▶ **Your objective**
Determine how many lines contain the string "Sunglasses". Respond with that number and nothing more.

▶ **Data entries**
....

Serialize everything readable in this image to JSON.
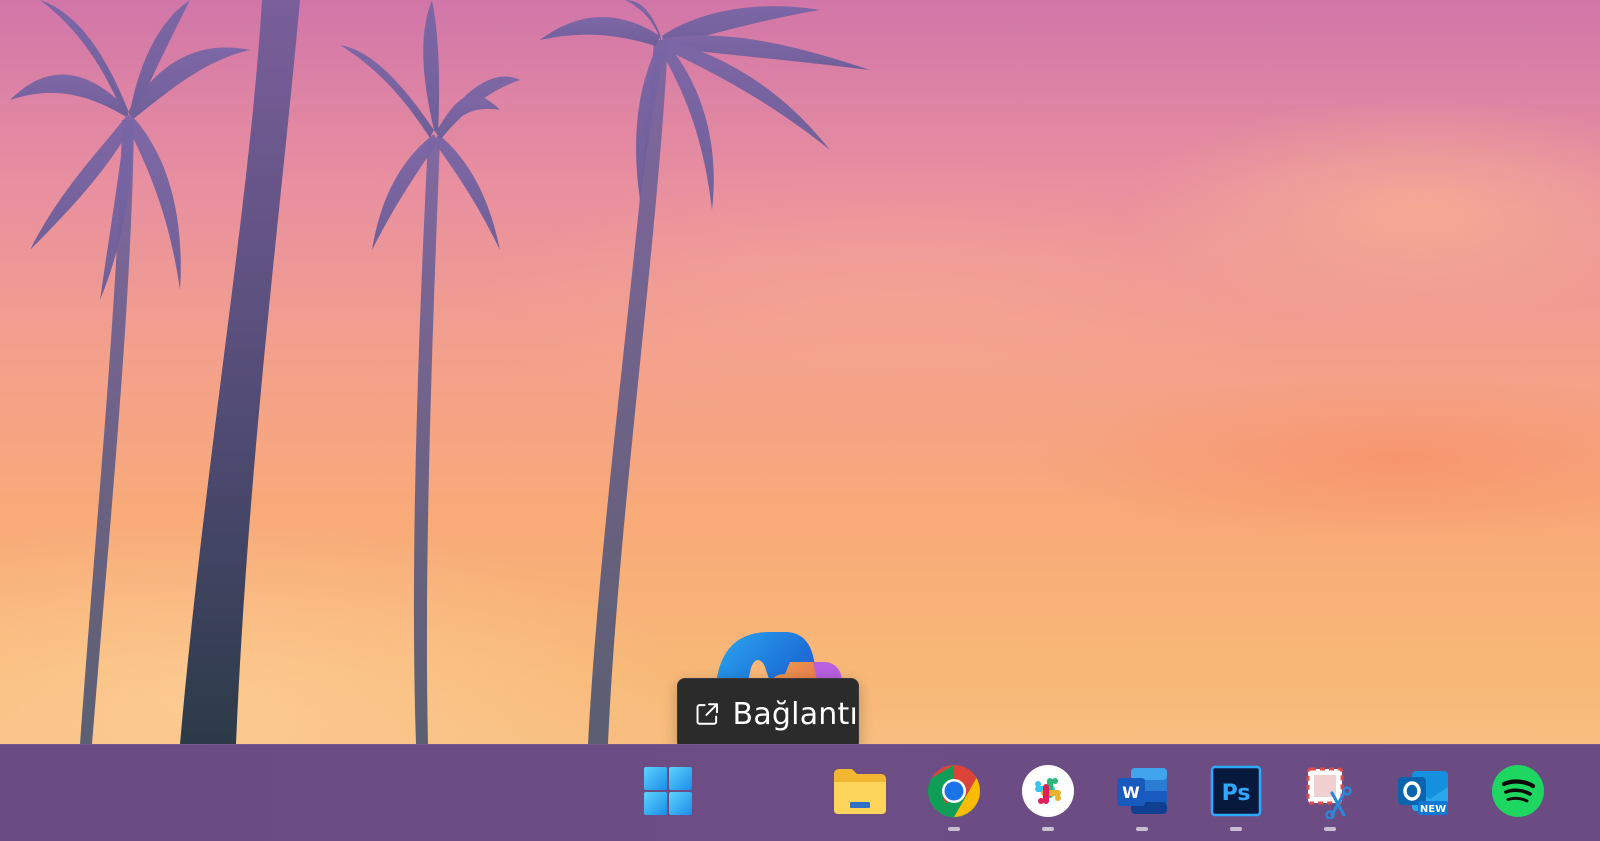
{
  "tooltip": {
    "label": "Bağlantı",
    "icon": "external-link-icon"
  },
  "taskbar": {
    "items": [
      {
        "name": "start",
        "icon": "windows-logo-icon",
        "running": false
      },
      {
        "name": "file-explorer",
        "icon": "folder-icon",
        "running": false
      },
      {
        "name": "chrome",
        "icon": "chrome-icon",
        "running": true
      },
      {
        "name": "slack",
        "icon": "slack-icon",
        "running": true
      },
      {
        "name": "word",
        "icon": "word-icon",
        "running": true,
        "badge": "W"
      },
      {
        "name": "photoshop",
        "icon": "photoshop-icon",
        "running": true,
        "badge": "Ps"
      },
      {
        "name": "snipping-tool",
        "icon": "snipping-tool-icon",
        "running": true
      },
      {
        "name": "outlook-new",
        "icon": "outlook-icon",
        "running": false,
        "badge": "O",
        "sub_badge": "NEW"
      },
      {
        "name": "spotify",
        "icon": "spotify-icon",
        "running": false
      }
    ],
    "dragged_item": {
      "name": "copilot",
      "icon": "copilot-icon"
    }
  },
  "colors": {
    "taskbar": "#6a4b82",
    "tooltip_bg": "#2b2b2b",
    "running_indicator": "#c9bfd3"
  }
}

....

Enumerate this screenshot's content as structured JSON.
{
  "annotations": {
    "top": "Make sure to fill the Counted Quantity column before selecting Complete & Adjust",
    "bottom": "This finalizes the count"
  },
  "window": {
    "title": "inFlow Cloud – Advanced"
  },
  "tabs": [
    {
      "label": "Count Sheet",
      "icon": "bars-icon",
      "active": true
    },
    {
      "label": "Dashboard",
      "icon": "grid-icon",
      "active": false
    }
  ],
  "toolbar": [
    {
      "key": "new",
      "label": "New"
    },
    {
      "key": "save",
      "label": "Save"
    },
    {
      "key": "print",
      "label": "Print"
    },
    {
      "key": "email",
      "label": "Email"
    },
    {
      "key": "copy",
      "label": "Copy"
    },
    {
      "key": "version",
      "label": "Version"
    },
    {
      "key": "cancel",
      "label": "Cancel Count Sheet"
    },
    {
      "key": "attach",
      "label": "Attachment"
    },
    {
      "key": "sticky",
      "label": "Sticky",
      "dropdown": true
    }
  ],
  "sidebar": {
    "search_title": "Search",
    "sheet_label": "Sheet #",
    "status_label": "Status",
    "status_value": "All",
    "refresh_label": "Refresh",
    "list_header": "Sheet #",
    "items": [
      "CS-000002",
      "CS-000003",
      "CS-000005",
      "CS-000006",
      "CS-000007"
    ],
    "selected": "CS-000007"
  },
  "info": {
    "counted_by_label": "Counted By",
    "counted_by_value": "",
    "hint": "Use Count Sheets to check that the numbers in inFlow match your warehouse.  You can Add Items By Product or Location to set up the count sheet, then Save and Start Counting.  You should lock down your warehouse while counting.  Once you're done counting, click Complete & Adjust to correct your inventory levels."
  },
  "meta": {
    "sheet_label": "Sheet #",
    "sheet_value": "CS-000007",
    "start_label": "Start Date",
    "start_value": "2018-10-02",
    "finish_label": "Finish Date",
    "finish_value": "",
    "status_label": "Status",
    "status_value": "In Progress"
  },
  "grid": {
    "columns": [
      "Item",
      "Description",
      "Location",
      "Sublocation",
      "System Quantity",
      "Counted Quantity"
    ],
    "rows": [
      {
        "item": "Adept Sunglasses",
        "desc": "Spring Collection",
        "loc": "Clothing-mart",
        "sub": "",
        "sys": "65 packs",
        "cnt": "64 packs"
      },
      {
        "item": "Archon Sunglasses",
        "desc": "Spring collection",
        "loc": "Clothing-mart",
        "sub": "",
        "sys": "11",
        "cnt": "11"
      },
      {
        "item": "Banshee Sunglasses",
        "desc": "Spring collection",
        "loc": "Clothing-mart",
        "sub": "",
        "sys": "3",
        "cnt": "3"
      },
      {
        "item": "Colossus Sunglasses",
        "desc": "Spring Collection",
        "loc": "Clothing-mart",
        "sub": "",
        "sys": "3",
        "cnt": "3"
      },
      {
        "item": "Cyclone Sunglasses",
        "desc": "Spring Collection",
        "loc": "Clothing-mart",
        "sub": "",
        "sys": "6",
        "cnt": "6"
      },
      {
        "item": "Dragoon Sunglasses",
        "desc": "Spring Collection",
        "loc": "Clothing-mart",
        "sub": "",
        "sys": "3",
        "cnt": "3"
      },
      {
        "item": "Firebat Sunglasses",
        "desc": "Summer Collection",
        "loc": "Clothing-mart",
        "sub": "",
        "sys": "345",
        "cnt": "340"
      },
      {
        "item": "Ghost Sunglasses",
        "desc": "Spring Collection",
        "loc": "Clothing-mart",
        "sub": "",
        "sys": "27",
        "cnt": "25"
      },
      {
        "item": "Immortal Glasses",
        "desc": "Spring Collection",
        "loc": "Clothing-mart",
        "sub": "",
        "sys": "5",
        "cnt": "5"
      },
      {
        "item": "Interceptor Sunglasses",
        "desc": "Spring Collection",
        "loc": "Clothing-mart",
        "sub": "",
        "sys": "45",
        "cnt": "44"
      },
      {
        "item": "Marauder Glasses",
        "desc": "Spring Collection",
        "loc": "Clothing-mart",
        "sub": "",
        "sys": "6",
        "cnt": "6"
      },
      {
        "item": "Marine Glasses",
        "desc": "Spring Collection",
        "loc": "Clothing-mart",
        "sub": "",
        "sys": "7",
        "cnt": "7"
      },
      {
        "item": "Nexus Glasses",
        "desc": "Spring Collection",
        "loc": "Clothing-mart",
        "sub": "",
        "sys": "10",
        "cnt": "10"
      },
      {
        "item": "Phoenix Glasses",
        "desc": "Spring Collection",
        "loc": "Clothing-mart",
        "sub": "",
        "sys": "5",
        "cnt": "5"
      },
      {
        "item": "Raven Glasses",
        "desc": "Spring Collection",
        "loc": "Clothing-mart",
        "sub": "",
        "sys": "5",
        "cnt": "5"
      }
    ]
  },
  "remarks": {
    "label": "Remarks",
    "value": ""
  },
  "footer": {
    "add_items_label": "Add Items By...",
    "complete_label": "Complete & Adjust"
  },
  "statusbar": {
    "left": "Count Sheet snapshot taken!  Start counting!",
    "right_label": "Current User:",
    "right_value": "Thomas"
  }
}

....

▶ **Task solution**
9